--- Your task ---
From the records, pick out and copy each line containing "masa".

Records from a collection:
==========

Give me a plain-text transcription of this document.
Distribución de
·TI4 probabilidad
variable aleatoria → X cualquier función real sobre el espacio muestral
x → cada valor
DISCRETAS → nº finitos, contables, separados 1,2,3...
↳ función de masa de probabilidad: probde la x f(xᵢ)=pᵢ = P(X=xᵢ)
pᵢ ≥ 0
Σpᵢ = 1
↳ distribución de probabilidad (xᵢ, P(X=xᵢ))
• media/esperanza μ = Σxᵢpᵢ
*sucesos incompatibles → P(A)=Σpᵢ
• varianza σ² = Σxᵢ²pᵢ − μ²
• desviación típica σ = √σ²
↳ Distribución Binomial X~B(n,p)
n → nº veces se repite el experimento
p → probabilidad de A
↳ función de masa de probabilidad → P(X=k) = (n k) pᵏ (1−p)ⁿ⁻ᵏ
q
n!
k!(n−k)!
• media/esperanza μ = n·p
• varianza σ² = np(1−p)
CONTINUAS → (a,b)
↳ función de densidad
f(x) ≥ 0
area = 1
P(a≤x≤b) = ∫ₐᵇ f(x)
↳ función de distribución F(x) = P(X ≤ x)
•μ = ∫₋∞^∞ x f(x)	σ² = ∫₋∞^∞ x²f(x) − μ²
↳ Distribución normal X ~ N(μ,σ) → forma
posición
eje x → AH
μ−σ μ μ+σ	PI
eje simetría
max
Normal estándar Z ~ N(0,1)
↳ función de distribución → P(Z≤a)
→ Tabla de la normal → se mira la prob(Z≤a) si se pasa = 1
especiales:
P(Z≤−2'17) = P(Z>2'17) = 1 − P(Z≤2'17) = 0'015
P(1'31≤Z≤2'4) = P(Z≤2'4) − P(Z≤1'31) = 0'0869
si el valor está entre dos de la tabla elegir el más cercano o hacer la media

==========

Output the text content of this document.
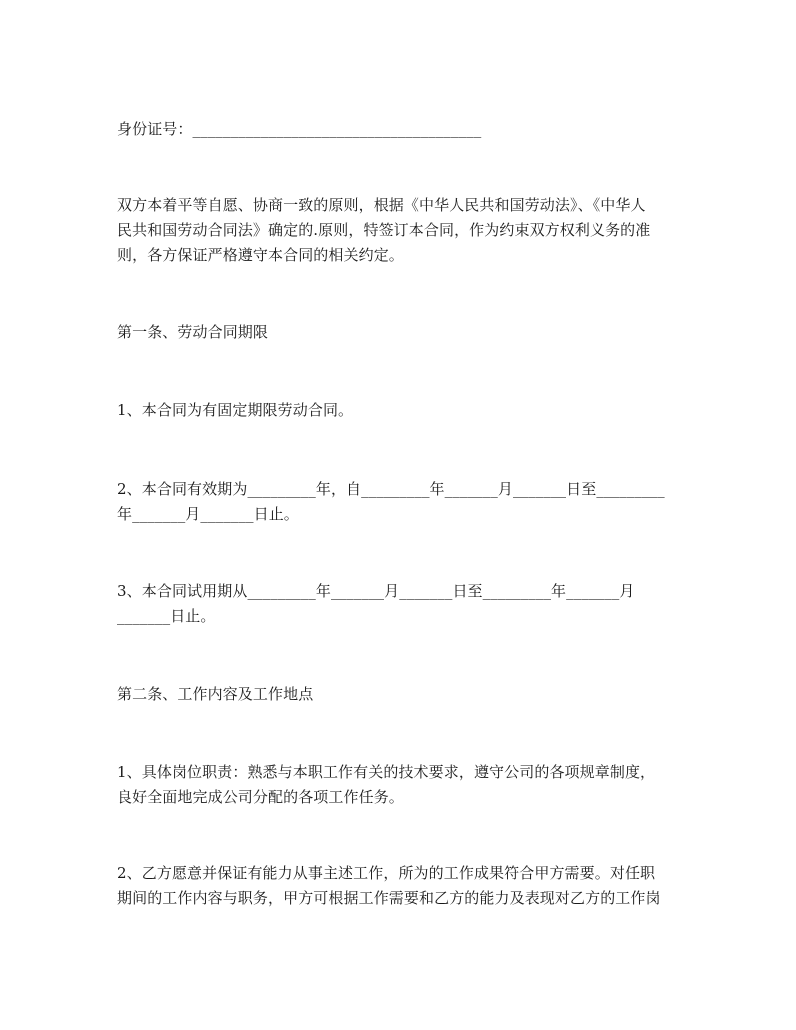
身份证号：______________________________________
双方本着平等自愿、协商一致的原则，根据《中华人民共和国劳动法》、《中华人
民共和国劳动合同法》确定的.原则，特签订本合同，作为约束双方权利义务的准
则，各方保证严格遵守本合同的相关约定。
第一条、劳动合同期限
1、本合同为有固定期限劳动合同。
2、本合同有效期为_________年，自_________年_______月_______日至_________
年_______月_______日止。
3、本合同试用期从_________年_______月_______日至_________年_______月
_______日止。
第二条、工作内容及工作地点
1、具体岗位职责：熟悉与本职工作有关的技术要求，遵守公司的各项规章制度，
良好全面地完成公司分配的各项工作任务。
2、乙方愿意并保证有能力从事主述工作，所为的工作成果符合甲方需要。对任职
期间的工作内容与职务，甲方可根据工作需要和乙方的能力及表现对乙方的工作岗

==========

--- Written solution ---
↳ función de masa de probabilidad: probde la x f(xᵢ)=pᵢ = P(X=xᵢ)
↳ función de masa de probabilidad → P(X=k) = (n k) pᵏ (1−p)ⁿ⁻ᵏ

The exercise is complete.